Copy out each line that includes the word "Internetowa".
-- start STORED RECORDS --
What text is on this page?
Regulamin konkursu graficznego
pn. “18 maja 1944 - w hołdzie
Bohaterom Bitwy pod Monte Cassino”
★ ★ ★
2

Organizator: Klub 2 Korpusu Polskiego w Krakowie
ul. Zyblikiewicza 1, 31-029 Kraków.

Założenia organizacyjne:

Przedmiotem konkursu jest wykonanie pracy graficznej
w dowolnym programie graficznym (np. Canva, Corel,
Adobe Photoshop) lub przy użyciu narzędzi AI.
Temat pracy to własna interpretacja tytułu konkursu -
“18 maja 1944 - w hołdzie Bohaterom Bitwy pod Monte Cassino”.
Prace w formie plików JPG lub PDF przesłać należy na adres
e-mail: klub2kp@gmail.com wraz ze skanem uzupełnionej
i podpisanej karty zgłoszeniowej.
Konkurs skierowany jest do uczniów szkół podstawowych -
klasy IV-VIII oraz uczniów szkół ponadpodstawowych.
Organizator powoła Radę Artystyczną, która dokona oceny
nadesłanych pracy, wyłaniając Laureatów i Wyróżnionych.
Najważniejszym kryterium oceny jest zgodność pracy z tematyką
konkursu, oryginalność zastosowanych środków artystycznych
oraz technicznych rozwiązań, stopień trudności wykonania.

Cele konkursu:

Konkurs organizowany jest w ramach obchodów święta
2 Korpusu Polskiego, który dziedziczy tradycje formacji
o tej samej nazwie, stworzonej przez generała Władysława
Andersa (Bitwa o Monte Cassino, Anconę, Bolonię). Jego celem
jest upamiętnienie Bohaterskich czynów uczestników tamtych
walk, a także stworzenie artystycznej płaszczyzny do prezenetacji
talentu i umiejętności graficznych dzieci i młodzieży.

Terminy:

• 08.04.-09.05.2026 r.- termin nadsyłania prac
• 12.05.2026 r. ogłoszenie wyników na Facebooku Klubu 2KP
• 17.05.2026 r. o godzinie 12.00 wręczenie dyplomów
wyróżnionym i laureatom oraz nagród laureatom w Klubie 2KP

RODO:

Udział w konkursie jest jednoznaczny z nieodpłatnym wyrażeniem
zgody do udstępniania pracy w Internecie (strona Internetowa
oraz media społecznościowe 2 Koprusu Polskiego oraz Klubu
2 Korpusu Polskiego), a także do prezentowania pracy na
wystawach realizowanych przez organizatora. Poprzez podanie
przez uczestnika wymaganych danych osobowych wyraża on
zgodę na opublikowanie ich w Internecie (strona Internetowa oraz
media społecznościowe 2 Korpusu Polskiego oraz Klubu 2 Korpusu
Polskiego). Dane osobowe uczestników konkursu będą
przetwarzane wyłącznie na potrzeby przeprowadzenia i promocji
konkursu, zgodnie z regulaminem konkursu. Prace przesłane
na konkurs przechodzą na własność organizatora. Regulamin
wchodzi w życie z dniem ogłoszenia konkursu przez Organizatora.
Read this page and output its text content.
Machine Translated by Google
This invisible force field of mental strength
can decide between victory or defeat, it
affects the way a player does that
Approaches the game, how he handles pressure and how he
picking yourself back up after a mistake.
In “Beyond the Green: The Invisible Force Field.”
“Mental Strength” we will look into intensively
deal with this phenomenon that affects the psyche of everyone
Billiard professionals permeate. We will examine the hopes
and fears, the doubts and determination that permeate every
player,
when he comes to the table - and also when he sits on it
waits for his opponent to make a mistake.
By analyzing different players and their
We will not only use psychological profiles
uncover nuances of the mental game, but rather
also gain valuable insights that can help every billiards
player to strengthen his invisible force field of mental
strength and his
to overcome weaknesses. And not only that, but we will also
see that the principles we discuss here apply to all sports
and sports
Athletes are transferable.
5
-- end STORED RECORDS --
### SOLUTION TO THE PROBLEM
zgody do udstępniania pracy w Internecie (strona Internetowa
zgodę na opublikowanie ich w Internecie (strona Internetowa oraz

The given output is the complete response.